What this task involves: Pick up the essay on individualized pricing below after its last sentence and continue writing it.

We often think about price discrimination as a discount - great when we benefit, no big deal when we have to pay full price. But what about when you get a “special deal” to pay extra? 

In December 2025, Groundwork Collective found that Instacart was charging individualized prices. Some people paid 23% more for the exact same item, from the exact same store, at the exact same time.

In Instacart’s response, they said that these pricing experiments were based purely on behavioral data - not on personal or demographic information. Or in other words, they aren’t looking at who you are, “just” what you’re doing.

Andy Warhol once wrote about American culture: 

What's great about this country is America started the tradition where the richest consumers buy essentially the same things as the poorest.

You can be watching TV and see Coca-Cola, and you can know that the President drinks Coke, Liz Taylor drinks Coke, and just think, you can drink Coke, too.

A Coke is a Coke and no amount of money can get you a better Coke than the one the bum on the corner is drinking. All the Cokes are the same and all the Cokes are good.

From The Philosophy of Andy Warhol

Yesterday, we all drank the same Cokes. But today, we scroll hyper-personalized social media feeds, tailored to our so-called revealed preferences. And tomorrow, maybe we’ll pay wildly-different prices for that same can of Coke (and not because you’re Liz Taylor, but because you spend like she does). It’s one more change that fragments our common experiences into isolated silos. 

Personal pricing leads to ritualized posturing

Economically, is this an issue? I don’t really know; if Lucille Bluth is willing to pay $10 for a banana, maybe we should let her - and the shop and platform can split the profits from whatever pricing scheme can make that happen. It’s the invisible hand at work. 

It still gives me the ick. It makes me feel like the business is trying to shrink my “consumer surplus” until I pay a perfect, maximized-for-me price. It makes me feel like an adversary, not a customer, and it makes me feel like I should be a worse person to get a better price.

Source data
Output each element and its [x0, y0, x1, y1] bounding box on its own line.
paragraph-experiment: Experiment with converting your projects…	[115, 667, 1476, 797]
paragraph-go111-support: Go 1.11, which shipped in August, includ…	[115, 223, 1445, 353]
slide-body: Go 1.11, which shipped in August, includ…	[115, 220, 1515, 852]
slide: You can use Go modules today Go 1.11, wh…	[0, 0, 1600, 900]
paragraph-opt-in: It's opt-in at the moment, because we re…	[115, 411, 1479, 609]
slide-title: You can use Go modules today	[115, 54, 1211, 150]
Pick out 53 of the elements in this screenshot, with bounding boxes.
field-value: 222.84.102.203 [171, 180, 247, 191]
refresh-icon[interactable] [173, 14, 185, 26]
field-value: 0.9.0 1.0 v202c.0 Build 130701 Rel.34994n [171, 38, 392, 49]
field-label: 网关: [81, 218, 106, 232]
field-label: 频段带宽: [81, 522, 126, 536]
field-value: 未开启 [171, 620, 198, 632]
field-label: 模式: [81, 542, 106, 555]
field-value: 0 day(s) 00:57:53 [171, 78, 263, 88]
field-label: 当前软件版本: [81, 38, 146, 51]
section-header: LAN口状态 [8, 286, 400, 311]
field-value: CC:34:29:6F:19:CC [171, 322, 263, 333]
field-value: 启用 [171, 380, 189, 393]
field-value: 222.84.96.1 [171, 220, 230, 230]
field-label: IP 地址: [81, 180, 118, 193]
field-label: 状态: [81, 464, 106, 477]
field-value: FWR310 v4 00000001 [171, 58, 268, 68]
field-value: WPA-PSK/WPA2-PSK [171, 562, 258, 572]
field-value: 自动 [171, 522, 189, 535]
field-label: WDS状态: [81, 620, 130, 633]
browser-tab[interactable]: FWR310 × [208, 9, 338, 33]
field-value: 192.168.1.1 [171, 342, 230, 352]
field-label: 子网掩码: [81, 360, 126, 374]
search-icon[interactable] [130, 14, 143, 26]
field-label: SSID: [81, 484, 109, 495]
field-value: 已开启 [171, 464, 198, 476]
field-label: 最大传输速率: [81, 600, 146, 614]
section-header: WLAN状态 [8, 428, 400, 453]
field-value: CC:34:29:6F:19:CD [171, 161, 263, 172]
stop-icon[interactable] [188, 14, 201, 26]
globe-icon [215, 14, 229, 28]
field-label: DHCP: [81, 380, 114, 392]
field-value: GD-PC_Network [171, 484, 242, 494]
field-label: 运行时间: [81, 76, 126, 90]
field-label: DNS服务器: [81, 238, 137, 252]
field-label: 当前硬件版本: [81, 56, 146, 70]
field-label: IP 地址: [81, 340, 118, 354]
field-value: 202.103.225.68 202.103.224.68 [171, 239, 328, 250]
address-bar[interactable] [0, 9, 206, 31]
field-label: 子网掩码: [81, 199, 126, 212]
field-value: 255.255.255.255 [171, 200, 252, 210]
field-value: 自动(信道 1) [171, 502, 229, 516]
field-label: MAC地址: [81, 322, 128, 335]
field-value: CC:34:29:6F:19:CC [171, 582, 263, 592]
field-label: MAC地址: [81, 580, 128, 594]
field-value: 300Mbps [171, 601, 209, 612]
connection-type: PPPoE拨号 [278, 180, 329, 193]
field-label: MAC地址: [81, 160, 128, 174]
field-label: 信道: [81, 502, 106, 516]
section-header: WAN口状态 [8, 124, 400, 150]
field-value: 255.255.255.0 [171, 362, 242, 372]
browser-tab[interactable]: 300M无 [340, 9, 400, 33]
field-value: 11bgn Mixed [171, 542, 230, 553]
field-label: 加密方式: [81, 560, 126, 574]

Output:
Is it just a cultural difference? As a kid visiting China, I once bought a Gameboy game from a nice lady at the electronics bazaar, a great deal at under $10, or so I thought. Later, I got scolded because I didn’t try to haggle: Remember, the first price they offer is just a starting point to negotiate.

I think this new price discrimination - of abandoned carts, the cancellation song-and-dance, and customers segmented down to individuals - is different. The social expectations are flipped: I don’t think the average person knows that haggling is even an option, nor what factors contribute to personalized pricing. 

Only a dummy like me goes to the bazaar without haggling. But today, you probably don’t try to abandon every cart, or switch apps in a way that’s easily-identifiable as comparison shopping, or only buy things that indicate you’re a regular person instead of a fancy rich person. You might let mistakes slide instead of filing a complaint or blasting a company in a Yelp review. All of those events (and who knows which exactly?) are potentially recorded and fed back into your personalized price.

In the future, it’ll be a quiet trick to cultivate your digital reputation of being picky, so you can get the lowest prices and the best treatment. You might even resell that access to someone who wasn’t so careful; or equally likely, spiral into superstitious practice since opaque pricing means you never really know what happened.

On the flip side, we might see the “most favored customer” clause make its way from B2B to consumer contexts - an explicit admission that “the customer is king” is dead. It’ll be an arms race, with data-crunchers looking for opportunities to raise prices while we posture about where we really draw the line. 

—

I recently got a kick out of the whimsical CAPTCHA Welcome Mat, a site where you have to prove your humanity before you’re allowed to buy the product. In the bonus round, you get to haggle with a chatbot to earn a coupon for 10% off. 

I enjoyed playing that game… once. But I would prefer to be sincere rather than performative, and I don’t love that sincerity is becoming the more expensive option.